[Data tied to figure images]
________________________

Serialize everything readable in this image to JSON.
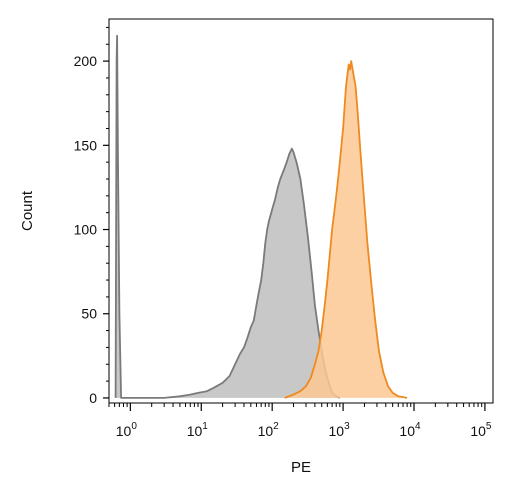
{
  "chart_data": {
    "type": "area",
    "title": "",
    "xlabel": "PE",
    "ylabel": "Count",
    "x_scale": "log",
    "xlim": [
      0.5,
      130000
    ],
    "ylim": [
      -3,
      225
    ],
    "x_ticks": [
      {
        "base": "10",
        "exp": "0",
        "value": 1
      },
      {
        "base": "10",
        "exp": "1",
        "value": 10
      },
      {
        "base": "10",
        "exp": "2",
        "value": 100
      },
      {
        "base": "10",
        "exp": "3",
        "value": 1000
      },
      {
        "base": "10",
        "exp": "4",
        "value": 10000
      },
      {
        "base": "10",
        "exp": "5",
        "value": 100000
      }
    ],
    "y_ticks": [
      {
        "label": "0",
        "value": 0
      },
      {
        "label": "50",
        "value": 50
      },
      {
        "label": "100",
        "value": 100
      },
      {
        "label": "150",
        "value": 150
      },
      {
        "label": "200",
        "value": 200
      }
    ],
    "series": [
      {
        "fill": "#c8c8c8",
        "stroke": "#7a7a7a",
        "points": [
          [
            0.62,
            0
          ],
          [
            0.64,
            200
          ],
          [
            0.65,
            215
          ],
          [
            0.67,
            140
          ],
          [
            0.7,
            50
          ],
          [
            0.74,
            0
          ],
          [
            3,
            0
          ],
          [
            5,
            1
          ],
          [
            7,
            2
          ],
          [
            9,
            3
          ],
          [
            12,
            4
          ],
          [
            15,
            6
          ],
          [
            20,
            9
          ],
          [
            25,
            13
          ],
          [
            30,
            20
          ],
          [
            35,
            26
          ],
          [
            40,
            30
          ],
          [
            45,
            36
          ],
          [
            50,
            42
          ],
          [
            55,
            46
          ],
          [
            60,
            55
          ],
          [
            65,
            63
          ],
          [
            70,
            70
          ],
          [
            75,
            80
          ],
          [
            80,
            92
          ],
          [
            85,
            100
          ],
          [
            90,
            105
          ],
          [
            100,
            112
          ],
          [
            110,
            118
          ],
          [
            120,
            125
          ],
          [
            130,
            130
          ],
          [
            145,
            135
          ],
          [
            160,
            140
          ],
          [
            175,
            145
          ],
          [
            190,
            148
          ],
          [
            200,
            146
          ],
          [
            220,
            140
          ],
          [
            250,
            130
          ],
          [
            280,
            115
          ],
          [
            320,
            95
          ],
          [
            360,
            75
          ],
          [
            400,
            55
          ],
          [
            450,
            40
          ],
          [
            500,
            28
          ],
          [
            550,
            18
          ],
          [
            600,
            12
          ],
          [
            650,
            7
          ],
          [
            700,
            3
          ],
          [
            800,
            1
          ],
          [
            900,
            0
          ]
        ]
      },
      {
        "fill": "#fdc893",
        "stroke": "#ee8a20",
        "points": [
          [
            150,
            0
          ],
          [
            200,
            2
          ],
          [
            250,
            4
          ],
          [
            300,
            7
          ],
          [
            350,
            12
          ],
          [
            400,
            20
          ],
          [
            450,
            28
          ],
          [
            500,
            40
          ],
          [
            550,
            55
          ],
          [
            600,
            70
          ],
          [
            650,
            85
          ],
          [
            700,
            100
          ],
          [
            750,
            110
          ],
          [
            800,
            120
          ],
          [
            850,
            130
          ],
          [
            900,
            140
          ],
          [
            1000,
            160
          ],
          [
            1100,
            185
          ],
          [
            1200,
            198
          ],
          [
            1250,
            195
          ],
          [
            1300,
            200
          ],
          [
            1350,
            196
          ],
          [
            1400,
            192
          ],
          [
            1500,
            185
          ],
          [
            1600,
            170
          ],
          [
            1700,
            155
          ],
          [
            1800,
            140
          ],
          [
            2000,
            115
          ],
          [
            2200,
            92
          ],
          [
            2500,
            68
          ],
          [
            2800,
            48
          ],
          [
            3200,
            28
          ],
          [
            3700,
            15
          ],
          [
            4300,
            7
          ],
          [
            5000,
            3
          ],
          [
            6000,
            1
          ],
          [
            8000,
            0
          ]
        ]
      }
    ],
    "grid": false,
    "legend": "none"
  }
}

________________________

### GOAL
Gather each line in these records that contains the string "value".

### SOLUTION TO THIS EXERCISE
        "value": 1
        "value": 10
        "value": 100
        "value": 1000
        "value": 10000
        "value": 100000
        "value": 0
        "value": 50
        "value": 100
        "value": 150
        "value": 200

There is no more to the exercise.